Data entries for graphics

___

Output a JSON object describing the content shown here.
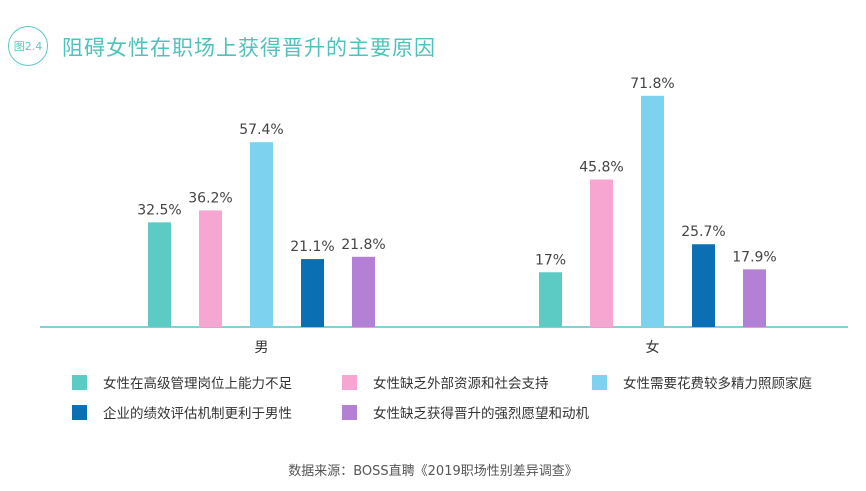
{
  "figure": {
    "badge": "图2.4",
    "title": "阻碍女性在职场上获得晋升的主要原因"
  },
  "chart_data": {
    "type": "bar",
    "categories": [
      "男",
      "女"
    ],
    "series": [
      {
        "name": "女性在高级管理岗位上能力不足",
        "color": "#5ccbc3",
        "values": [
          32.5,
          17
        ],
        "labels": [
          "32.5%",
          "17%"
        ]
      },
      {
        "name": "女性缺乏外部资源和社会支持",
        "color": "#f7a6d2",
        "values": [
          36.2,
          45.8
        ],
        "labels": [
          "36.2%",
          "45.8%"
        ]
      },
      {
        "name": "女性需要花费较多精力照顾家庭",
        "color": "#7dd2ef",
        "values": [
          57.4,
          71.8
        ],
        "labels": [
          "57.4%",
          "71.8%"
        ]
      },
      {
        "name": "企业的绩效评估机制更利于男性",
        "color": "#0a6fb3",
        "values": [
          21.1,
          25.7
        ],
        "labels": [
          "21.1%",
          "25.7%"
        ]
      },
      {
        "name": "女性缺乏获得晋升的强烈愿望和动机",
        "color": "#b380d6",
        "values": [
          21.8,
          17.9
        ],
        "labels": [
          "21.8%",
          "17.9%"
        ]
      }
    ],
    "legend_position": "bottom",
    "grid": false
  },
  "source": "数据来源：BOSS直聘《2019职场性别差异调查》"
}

___

List each line of the entries that holds the string "name".

        "name": "女性在高级管理岗位上能力不足",
        "name": "女性缺乏外部资源和社会支持",
        "name": "女性需要花费较多精力照顾家庭",
        "name": "企业的绩效评估机制更利于男性",
        "name": "女性缺乏获得晋升的强烈愿望和动机",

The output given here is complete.